_Record extracts_
## begin

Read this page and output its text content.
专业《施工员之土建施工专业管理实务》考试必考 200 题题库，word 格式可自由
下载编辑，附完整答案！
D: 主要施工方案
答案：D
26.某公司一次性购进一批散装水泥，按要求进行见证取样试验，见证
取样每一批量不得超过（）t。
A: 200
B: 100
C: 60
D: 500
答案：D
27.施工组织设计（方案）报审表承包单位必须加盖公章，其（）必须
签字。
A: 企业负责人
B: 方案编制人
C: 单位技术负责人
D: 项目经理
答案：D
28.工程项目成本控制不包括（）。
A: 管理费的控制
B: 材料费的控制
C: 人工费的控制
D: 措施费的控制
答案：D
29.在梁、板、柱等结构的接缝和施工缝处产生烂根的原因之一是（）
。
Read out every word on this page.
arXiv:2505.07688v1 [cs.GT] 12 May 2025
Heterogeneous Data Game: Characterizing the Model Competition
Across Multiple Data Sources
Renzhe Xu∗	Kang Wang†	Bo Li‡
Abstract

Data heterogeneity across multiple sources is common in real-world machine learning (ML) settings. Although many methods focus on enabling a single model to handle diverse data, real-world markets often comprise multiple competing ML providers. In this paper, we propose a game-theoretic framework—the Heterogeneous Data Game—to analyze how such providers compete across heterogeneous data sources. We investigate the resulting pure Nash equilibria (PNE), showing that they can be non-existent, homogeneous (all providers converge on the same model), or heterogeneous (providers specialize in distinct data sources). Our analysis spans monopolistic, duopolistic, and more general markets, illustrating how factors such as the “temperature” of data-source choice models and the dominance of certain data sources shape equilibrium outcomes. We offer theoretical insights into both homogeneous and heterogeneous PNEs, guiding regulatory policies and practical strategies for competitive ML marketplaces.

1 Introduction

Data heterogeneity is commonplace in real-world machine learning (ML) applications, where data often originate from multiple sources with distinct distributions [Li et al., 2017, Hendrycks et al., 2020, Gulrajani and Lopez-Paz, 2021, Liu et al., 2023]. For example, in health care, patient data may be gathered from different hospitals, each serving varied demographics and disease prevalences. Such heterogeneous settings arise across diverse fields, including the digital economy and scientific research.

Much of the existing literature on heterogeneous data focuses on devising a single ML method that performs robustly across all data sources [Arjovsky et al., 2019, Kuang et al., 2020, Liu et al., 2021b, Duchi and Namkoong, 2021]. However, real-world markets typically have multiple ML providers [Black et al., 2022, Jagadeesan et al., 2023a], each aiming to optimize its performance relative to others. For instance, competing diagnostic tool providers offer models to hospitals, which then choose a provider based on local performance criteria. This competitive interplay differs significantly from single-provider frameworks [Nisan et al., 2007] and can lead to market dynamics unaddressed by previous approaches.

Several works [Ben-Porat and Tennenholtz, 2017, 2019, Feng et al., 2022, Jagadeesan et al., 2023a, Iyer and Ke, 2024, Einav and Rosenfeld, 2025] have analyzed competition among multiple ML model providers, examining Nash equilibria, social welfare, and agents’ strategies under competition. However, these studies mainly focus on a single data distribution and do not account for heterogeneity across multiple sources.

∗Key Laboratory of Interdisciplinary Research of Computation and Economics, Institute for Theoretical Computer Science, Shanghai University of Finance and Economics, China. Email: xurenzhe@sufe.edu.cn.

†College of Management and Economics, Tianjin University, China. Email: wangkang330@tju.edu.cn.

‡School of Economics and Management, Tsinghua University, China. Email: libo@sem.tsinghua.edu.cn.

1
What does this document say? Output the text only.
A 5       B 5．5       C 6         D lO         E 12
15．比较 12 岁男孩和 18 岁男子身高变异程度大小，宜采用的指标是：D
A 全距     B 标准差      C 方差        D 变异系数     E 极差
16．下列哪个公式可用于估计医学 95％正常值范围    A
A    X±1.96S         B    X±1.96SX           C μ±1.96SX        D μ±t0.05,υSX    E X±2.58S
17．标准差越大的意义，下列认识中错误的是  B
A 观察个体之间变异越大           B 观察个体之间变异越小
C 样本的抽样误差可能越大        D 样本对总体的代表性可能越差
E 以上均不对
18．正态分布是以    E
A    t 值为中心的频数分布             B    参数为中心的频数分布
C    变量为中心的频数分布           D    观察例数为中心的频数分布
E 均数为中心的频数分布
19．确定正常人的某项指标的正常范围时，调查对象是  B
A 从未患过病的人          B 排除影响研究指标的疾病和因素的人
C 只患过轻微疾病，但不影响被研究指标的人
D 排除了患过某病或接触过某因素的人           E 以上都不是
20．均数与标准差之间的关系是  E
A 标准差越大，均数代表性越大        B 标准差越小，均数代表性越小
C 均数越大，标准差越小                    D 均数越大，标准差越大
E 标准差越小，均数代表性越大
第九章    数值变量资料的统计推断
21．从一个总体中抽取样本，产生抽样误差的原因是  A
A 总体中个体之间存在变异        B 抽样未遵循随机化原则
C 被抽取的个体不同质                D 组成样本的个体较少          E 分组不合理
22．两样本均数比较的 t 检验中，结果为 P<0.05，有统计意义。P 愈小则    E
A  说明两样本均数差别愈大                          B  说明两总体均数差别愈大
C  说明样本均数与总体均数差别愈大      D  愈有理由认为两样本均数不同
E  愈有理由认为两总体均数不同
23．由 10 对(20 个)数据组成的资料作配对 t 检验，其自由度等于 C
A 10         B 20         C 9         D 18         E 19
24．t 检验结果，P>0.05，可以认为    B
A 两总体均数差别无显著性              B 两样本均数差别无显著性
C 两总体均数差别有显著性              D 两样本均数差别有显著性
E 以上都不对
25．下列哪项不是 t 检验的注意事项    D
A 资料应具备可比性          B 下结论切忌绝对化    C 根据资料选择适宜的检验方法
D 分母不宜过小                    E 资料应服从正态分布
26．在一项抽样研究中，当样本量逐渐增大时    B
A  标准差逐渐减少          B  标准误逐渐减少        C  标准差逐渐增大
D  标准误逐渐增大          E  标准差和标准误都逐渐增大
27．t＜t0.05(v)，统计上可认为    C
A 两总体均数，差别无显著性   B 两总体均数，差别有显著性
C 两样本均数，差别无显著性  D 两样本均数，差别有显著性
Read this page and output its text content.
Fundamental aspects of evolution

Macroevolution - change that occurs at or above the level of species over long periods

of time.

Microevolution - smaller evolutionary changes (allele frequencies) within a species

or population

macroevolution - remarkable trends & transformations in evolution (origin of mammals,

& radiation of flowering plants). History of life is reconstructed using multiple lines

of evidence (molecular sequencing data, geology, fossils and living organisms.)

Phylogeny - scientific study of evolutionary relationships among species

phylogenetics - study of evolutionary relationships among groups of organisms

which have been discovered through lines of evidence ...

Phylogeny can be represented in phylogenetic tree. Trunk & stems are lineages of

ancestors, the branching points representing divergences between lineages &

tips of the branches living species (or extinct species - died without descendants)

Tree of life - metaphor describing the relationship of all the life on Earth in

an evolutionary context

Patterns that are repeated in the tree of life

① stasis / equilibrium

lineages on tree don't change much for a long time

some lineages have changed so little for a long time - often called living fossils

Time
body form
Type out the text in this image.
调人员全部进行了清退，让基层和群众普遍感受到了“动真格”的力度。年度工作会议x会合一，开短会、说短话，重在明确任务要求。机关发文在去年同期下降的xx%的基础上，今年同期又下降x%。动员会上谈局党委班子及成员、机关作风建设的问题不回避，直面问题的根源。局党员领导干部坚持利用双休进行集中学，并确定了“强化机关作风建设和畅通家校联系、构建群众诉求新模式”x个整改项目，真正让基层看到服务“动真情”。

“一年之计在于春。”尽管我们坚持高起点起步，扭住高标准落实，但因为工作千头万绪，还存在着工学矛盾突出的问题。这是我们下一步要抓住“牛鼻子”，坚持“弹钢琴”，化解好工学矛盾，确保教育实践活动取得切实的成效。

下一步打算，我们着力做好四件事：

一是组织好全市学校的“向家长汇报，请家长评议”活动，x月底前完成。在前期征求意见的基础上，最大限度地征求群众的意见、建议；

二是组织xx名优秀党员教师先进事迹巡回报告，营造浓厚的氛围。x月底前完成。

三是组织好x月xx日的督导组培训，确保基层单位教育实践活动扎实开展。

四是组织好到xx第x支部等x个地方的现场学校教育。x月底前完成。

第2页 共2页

## end

_Required task_
Starting at the line that contains "Type out the text in this image.", write out every line to the end of the entries, exactly as given.

_Answer to this exercise_
Type out the text in this image.
调人员全部进行了清退，让基层和群众普遍感受到了“动真格”的力度。年度工作会议x会合一，开短会、说短话，重在明确任务要求。机关发文在去年同期下降的xx%的基础上，今年同期又下降x%。动员会上谈局党委班子及成员、机关作风建设的问题不回避，直面问题的根源。局党员领导干部坚持利用双休进行集中学，并确定了“强化机关作风建设和畅通家校联系、构建群众诉求新模式”x个整改项目，真正让基层看到服务“动真情”。

“一年之计在于春。”尽管我们坚持高起点起步，扭住高标准落实，但因为工作千头万绪，还存在着工学矛盾突出的问题。这是我们下一步要抓住“牛鼻子”，坚持“弹钢琴”，化解好工学矛盾，确保教育实践活动取得切实的成效。

下一步打算，我们着力做好四件事：

一是组织好全市学校的“向家长汇报，请家长评议”活动，x月底前完成。在前期征求意见的基础上，最大限度地征求群众的意见、建议；

二是组织xx名优秀党员教师先进事迹巡回报告，营造浓厚的氛围。x月底前完成。

三是组织好x月xx日的督导组培训，确保基层单位教育实践活动扎实开展。

四是组织好到xx第x支部等x个地方的现场学校教育。x月底前完成。

第2页 共2页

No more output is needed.